● Given problem
Select all lines in the records that include "n抖音创业".

Records excerpted from a collection:

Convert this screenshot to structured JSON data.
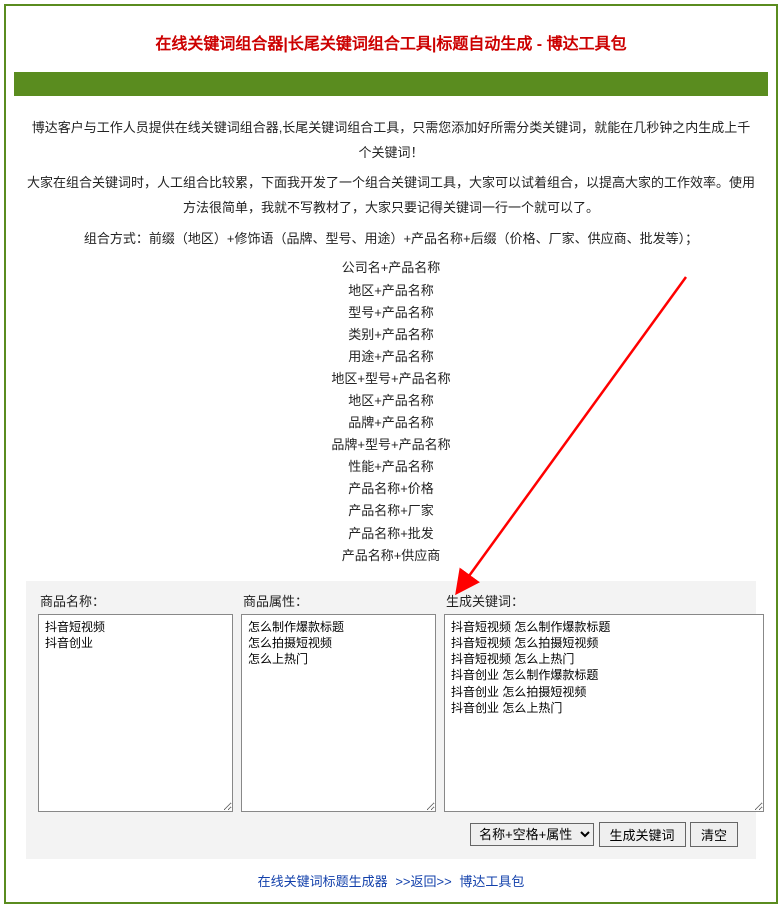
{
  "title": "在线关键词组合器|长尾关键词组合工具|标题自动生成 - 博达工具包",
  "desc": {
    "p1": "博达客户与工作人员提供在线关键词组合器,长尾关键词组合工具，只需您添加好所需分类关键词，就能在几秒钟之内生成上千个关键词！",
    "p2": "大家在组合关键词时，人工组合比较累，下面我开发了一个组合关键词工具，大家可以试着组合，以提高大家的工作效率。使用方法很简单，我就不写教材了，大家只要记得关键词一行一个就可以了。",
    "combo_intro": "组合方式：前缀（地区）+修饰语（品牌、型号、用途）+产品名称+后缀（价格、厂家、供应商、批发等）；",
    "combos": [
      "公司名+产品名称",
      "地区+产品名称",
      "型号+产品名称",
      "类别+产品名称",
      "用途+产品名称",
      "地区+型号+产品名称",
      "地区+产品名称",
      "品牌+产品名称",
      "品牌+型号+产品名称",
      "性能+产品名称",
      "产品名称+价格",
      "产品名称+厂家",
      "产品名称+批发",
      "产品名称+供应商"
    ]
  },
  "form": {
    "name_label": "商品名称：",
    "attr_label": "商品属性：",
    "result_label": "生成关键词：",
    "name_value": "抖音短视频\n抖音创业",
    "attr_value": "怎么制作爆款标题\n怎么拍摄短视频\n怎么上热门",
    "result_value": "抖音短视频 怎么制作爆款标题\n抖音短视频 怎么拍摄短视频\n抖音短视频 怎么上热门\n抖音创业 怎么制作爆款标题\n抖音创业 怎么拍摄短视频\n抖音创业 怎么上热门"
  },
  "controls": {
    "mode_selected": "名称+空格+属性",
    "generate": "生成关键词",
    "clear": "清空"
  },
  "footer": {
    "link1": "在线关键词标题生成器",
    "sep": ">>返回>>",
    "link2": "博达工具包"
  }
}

==

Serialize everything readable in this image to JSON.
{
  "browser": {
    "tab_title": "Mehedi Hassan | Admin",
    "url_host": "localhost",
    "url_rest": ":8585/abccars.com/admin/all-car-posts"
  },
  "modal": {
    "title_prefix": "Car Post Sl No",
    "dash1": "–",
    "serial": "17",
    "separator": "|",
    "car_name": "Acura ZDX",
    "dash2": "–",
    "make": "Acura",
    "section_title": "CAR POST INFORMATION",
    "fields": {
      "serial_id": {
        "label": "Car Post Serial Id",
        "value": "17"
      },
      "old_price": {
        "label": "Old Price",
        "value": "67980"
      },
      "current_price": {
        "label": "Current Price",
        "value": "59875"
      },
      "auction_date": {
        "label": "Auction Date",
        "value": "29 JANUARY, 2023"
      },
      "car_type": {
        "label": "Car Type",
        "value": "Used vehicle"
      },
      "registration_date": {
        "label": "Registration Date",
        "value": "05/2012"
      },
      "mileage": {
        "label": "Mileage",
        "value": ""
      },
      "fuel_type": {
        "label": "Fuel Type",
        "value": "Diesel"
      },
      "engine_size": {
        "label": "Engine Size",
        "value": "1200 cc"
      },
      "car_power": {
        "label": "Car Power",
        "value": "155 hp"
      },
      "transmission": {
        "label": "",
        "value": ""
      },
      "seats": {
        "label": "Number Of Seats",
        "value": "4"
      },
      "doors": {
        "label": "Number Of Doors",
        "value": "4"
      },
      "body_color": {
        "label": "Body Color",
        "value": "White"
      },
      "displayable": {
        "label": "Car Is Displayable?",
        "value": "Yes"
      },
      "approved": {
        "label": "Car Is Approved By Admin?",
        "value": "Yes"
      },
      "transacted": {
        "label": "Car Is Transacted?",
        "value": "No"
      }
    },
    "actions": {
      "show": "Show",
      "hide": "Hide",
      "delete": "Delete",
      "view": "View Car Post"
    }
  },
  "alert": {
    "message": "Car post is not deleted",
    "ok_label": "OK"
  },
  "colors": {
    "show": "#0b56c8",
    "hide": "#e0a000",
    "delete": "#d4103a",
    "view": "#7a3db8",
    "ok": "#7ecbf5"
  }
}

==

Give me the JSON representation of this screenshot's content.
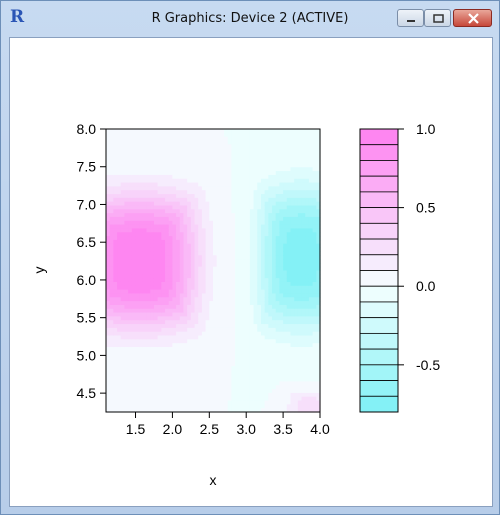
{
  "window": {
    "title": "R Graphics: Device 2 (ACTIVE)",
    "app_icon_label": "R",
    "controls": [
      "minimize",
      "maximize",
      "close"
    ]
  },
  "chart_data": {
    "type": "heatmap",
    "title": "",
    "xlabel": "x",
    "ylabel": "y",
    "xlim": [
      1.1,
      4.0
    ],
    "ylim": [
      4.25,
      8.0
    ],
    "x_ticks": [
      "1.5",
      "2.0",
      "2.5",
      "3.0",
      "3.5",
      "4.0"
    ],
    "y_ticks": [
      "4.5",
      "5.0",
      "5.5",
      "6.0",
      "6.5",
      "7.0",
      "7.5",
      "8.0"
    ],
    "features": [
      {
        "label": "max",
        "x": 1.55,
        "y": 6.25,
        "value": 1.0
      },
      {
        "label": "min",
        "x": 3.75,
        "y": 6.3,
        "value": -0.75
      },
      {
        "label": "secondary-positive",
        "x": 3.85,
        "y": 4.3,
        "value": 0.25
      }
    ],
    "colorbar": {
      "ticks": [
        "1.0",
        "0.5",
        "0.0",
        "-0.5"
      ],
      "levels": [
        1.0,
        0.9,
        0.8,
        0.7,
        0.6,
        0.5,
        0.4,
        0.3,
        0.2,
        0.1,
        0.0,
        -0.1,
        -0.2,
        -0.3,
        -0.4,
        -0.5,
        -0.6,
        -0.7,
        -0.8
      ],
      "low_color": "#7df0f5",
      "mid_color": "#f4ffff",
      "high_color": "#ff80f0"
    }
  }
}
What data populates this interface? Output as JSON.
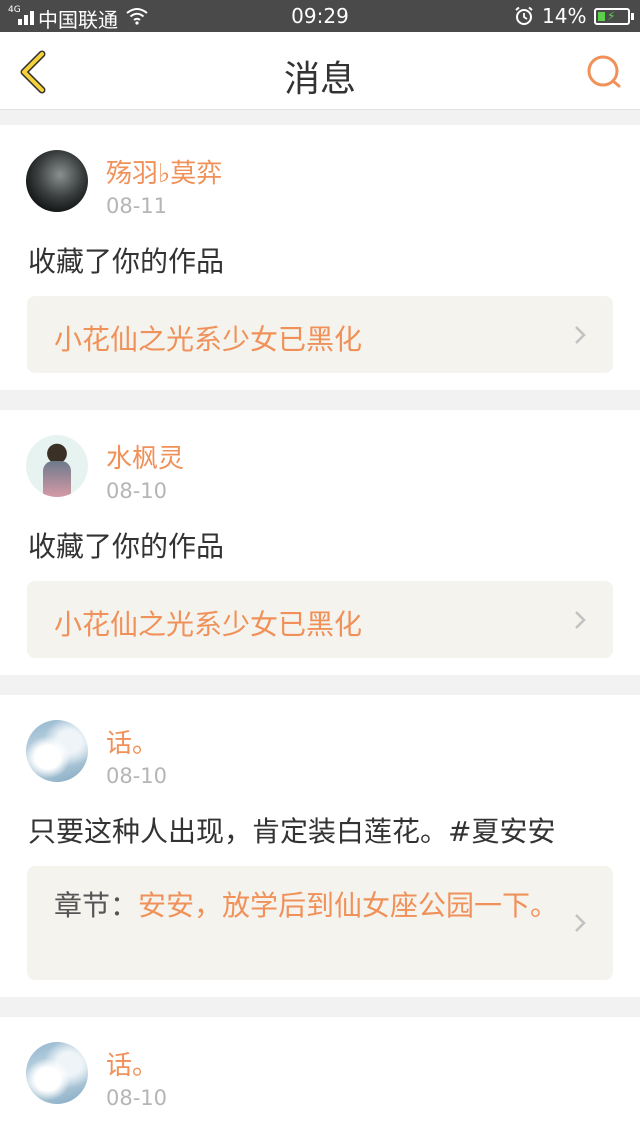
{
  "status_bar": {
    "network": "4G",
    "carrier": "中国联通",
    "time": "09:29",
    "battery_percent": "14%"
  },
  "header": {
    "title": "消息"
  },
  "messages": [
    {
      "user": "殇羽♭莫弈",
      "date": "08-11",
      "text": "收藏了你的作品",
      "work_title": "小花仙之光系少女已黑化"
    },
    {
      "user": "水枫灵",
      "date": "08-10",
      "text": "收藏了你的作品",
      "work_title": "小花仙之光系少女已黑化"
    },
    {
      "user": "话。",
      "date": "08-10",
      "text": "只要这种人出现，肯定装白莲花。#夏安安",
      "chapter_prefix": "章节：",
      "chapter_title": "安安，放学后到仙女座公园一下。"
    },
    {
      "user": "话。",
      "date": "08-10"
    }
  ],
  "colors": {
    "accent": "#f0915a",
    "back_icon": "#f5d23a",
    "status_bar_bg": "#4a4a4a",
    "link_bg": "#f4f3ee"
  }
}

● Response below
    "name_value": "抖音短视频\n抖音创业",
    "result_value": "抖音短视频 怎么制作爆款标题\n抖音短视频 怎么拍摄短视频\n抖音短视频 怎么上热门\n抖音创业 怎么制作爆款标题\n抖音创业 怎么拍摄短视频\n抖音创业 怎么上热门"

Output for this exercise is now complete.